- What you need to do -
Copy every entry exactly as given, minus the images.

┌──

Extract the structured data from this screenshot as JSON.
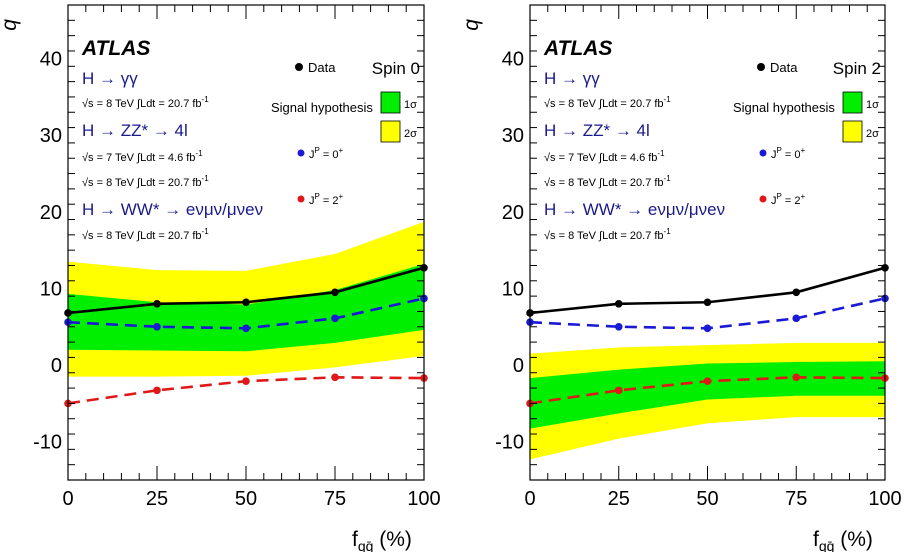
{
  "chart_data": [
    {
      "type": "line",
      "panel": "left",
      "spin_label": "Spin 0",
      "brand": "ATLAS",
      "ylabel": "q",
      "xlabel_main": "f",
      "xlabel_sub": "qq̄",
      "xlabel_unit": "(%)",
      "xlim": [
        0,
        100
      ],
      "ylim": [
        -15,
        47
      ],
      "xticks": [
        0,
        25,
        50,
        75,
        100
      ],
      "xtick_labels": [
        "0",
        "25",
        "50",
        "75",
        "100"
      ],
      "yticks": [
        -10,
        0,
        10,
        20,
        30,
        40
      ],
      "ytick_labels": [
        "-10",
        "0",
        "10",
        "20",
        "30",
        "40"
      ],
      "x": [
        0,
        25,
        50,
        75,
        100
      ],
      "series": [
        {
          "name": "Data",
          "values": [
            6.8,
            8.0,
            8.2,
            9.5,
            12.7
          ],
          "color": "#000000",
          "style": "solid"
        },
        {
          "name": "J^P = 0^+",
          "values": [
            5.6,
            5.0,
            4.8,
            6.1,
            8.7
          ],
          "color": "#1a1ad6",
          "style": "dashed"
        },
        {
          "name": "J^P = 2^+",
          "values": [
            -5.0,
            -3.3,
            -2.1,
            -1.6,
            -1.7
          ],
          "color": "#e01818",
          "style": "dashed"
        }
      ],
      "bands": {
        "centered_on": "J^P = 0^+",
        "one_sigma_lower": [
          2.0,
          1.9,
          1.8,
          2.9,
          4.6
        ],
        "one_sigma_upper": [
          9.3,
          8.2,
          7.9,
          9.8,
          13.2
        ],
        "two_sigma_lower": [
          -1.5,
          -1.5,
          -1.4,
          -0.3,
          1.2
        ],
        "two_sigma_upper": [
          13.5,
          12.4,
          12.3,
          14.5,
          18.7
        ]
      },
      "legend": {
        "data_label": "Data",
        "signal_hypothesis_label": "Signal hypothesis",
        "one_sigma_label": "1σ",
        "two_sigma_label": "2σ",
        "jp0_label": "J",
        "jp0_sup": "P",
        "jp0_rest": " = 0",
        "jp0_sup2": "+",
        "jp2_label": "J",
        "jp2_sup": "P",
        "jp2_rest": " = 2",
        "jp2_sup2": "+"
      },
      "annotations": {
        "channel1": "H → γγ",
        "channel1_lumi": "√s = 8 TeV ∫Ldt = 20.7 fb",
        "channel1_lumi_sup": "-1",
        "channel2": "H → ZZ* → 4l",
        "channel2_lumi_a": "√s = 7 TeV ∫Ldt = 4.6 fb",
        "channel2_lumi_a_sup": "-1",
        "channel2_lumi_b": "√s = 8 TeV ∫Ldt = 20.7 fb",
        "channel2_lumi_b_sup": "-1",
        "channel3": "H → WW* → eνμν/μνeν",
        "channel3_lumi": "√s = 8 TeV ∫Ldt = 20.7 fb",
        "channel3_lumi_sup": "-1"
      },
      "colors": {
        "one_sigma": "#00ee00",
        "two_sigma": "#ffff00",
        "annotation_text": "#1a1a8c"
      }
    },
    {
      "type": "line",
      "panel": "right",
      "spin_label": "Spin 2",
      "brand": "ATLAS",
      "ylabel": "q",
      "xlabel_main": "f",
      "xlabel_sub": "qq̄",
      "xlabel_unit": "(%)",
      "xlim": [
        0,
        100
      ],
      "ylim": [
        -15,
        47
      ],
      "xticks": [
        0,
        25,
        50,
        75,
        100
      ],
      "xtick_labels": [
        "0",
        "25",
        "50",
        "75",
        "100"
      ],
      "yticks": [
        -10,
        0,
        10,
        20,
        30,
        40
      ],
      "ytick_labels": [
        "-10",
        "0",
        "10",
        "20",
        "30",
        "40"
      ],
      "x": [
        0,
        25,
        50,
        75,
        100
      ],
      "series": [
        {
          "name": "Data",
          "values": [
            6.8,
            8.0,
            8.2,
            9.5,
            12.7
          ],
          "color": "#000000",
          "style": "solid"
        },
        {
          "name": "J^P = 0^+",
          "values": [
            5.6,
            5.0,
            4.8,
            6.1,
            8.7
          ],
          "color": "#1a1ad6",
          "style": "dashed"
        },
        {
          "name": "J^P = 2^+",
          "values": [
            -5.0,
            -3.3,
            -2.1,
            -1.6,
            -1.7
          ],
          "color": "#e01818",
          "style": "dashed"
        }
      ],
      "bands": {
        "centered_on": "J^P = 2^+",
        "one_sigma_lower": [
          -8.3,
          -6.3,
          -4.5,
          -4.0,
          -4.0
        ],
        "one_sigma_upper": [
          -1.7,
          -0.6,
          0.2,
          0.4,
          0.5
        ],
        "two_sigma_lower": [
          -12.3,
          -9.6,
          -7.6,
          -6.8,
          -6.8
        ],
        "two_sigma_upper": [
          1.5,
          2.3,
          2.6,
          2.9,
          2.9
        ]
      },
      "legend": {
        "data_label": "Data",
        "signal_hypothesis_label": "Signal hypothesis",
        "one_sigma_label": "1σ",
        "two_sigma_label": "2σ",
        "jp0_label": "J",
        "jp0_sup": "P",
        "jp0_rest": " = 0",
        "jp0_sup2": "+",
        "jp2_label": "J",
        "jp2_sup": "P",
        "jp2_rest": " = 2",
        "jp2_sup2": "+"
      },
      "annotations": {
        "channel1": "H → γγ",
        "channel1_lumi": "√s = 8 TeV ∫Ldt = 20.7 fb",
        "channel1_lumi_sup": "-1",
        "channel2": "H → ZZ* → 4l",
        "channel2_lumi_a": "√s = 7 TeV ∫Ldt = 4.6 fb",
        "channel2_lumi_a_sup": "-1",
        "channel2_lumi_b": "√s = 8 TeV ∫Ldt = 20.7 fb",
        "channel2_lumi_b_sup": "-1",
        "channel3": "H → WW* → eνμν/μνeν",
        "channel3_lumi": "√s = 8 TeV ∫Ldt = 20.7 fb",
        "channel3_lumi_sup": "-1"
      },
      "colors": {
        "one_sigma": "#00ee00",
        "two_sigma": "#ffff00",
        "annotation_text": "#1a1a8c"
      }
    }
  ]
}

└──

- The reply -
Extract the structured data from this screenshot as JSON.
{
  "chart_data": [
    {
      "type": "line",
      "panel": "left",
      "spin_label": "Spin 0",
      "brand": "ATLAS",
      "ylabel": "q",
      "xlabel_main": "f",
      "xlabel_sub": "qq̄",
      "xlabel_unit": "(%)",
      "xlim": [
        0,
        100
      ],
      "ylim": [
        -15,
        47
      ],
      "xticks": [
        0,
        25,
        50,
        75,
        100
      ],
      "xtick_labels": [
        "0",
        "25",
        "50",
        "75",
        "100"
      ],
      "yticks": [
        -10,
        0,
        10,
        20,
        30,
        40
      ],
      "ytick_labels": [
        "-10",
        "0",
        "10",
        "20",
        "30",
        "40"
      ],
      "x": [
        0,
        25,
        50,
        75,
        100
      ],
      "series": [
        {
          "name": "Data",
          "values": [
            6.8,
            8.0,
            8.2,
            9.5,
            12.7
          ],
          "color": "#000000",
          "style": "solid"
        },
        {
          "name": "J^P = 0^+",
          "values": [
            5.6,
            5.0,
            4.8,
            6.1,
            8.7
          ],
          "color": "#1a1ad6",
          "style": "dashed"
        },
        {
          "name": "J^P = 2^+",
          "values": [
            -5.0,
            -3.3,
            -2.1,
            -1.6,
            -1.7
          ],
          "color": "#e01818",
          "style": "dashed"
        }
      ],
      "bands": {
        "centered_on": "J^P = 0^+",
        "one_sigma_lower": [
          2.0,
          1.9,
          1.8,
          2.9,
          4.6
        ],
        "one_sigma_upper": [
          9.3,
          8.2,
          7.9,
          9.8,
          13.2
        ],
        "two_sigma_lower": [
          -1.5,
          -1.5,
          -1.4,
          -0.3,
          1.2
        ],
        "two_sigma_upper": [
          13.5,
          12.4,
          12.3,
          14.5,
          18.7
        ]
      },
      "legend": {
        "data_label": "Data",
        "signal_hypothesis_label": "Signal hypothesis",
        "one_sigma_label": "1σ",
        "two_sigma_label": "2σ",
        "jp0_label": "J",
        "jp0_sup": "P",
        "jp0_rest": " = 0",
        "jp0_sup2": "+",
        "jp2_label": "J",
        "jp2_sup": "P",
        "jp2_rest": " = 2",
        "jp2_sup2": "+"
      },
      "annotations": {
        "channel1": "H → γγ",
        "channel1_lumi": "√s = 8 TeV ∫Ldt = 20.7 fb",
        "channel1_lumi_sup": "-1",
        "channel2": "H → ZZ* → 4l",
        "channel2_lumi_a": "√s = 7 TeV ∫Ldt = 4.6 fb",
        "channel2_lumi_a_sup": "-1",
        "channel2_lumi_b": "√s = 8 TeV ∫Ldt = 20.7 fb",
        "channel2_lumi_b_sup": "-1",
        "channel3": "H → WW* → eνμν/μνeν",
        "channel3_lumi": "√s = 8 TeV ∫Ldt = 20.7 fb",
        "channel3_lumi_sup": "-1"
      },
      "colors": {
        "one_sigma": "#00ee00",
        "two_sigma": "#ffff00",
        "annotation_text": "#1a1a8c"
      }
    },
    {
      "type": "line",
      "panel": "right",
      "spin_label": "Spin 2",
      "brand": "ATLAS",
      "ylabel": "q",
      "xlabel_main": "f",
      "xlabel_sub": "qq̄",
      "xlabel_unit": "(%)",
      "xlim": [
        0,
        100
      ],
      "ylim": [
        -15,
        47
      ],
      "xticks": [
        0,
        25,
        50,
        75,
        100
      ],
      "xtick_labels": [
        "0",
        "25",
        "50",
        "75",
        "100"
      ],
      "yticks": [
        -10,
        0,
        10,
        20,
        30,
        40
      ],
      "ytick_labels": [
        "-10",
        "0",
        "10",
        "20",
        "30",
        "40"
      ],
      "x": [
        0,
        25,
        50,
        75,
        100
      ],
      "series": [
        {
          "name": "Data",
          "values": [
            6.8,
            8.0,
            8.2,
            9.5,
            12.7
          ],
          "color": "#000000",
          "style": "solid"
        },
        {
          "name": "J^P = 0^+",
          "values": [
            5.6,
            5.0,
            4.8,
            6.1,
            8.7
          ],
          "color": "#1a1ad6",
          "style": "dashed"
        },
        {
          "name": "J^P = 2^+",
          "values": [
            -5.0,
            -3.3,
            -2.1,
            -1.6,
            -1.7
          ],
          "color": "#e01818",
          "style": "dashed"
        }
      ],
      "bands": {
        "centered_on": "J^P = 2^+",
        "one_sigma_lower": [
          -8.3,
          -6.3,
          -4.5,
          -4.0,
          -4.0
        ],
        "one_sigma_upper": [
          -1.7,
          -0.6,
          0.2,
          0.4,
          0.5
        ],
        "two_sigma_lower": [
          -12.3,
          -9.6,
          -7.6,
          -6.8,
          -6.8
        ],
        "two_sigma_upper": [
          1.5,
          2.3,
          2.6,
          2.9,
          2.9
        ]
      },
      "legend": {
        "data_label": "Data",
        "signal_hypothesis_label": "Signal hypothesis",
        "one_sigma_label": "1σ",
        "two_sigma_label": "2σ",
        "jp0_label": "J",
        "jp0_sup": "P",
        "jp0_rest": " = 0",
        "jp0_sup2": "+",
        "jp2_label": "J",
        "jp2_sup": "P",
        "jp2_rest": " = 2",
        "jp2_sup2": "+"
      },
      "annotations": {
        "channel1": "H → γγ",
        "channel1_lumi": "√s = 8 TeV ∫Ldt = 20.7 fb",
        "channel1_lumi_sup": "-1",
        "channel2": "H → ZZ* → 4l",
        "channel2_lumi_a": "√s = 7 TeV ∫Ldt = 4.6 fb",
        "channel2_lumi_a_sup": "-1",
        "channel2_lumi_b": "√s = 8 TeV ∫Ldt = 20.7 fb",
        "channel2_lumi_b_sup": "-1",
        "channel3": "H → WW* → eνμν/μνeν",
        "channel3_lumi": "√s = 8 TeV ∫Ldt = 20.7 fb",
        "channel3_lumi_sup": "-1"
      },
      "colors": {
        "one_sigma": "#00ee00",
        "two_sigma": "#ffff00",
        "annotation_text": "#1a1a8c"
      }
    }
  ]
}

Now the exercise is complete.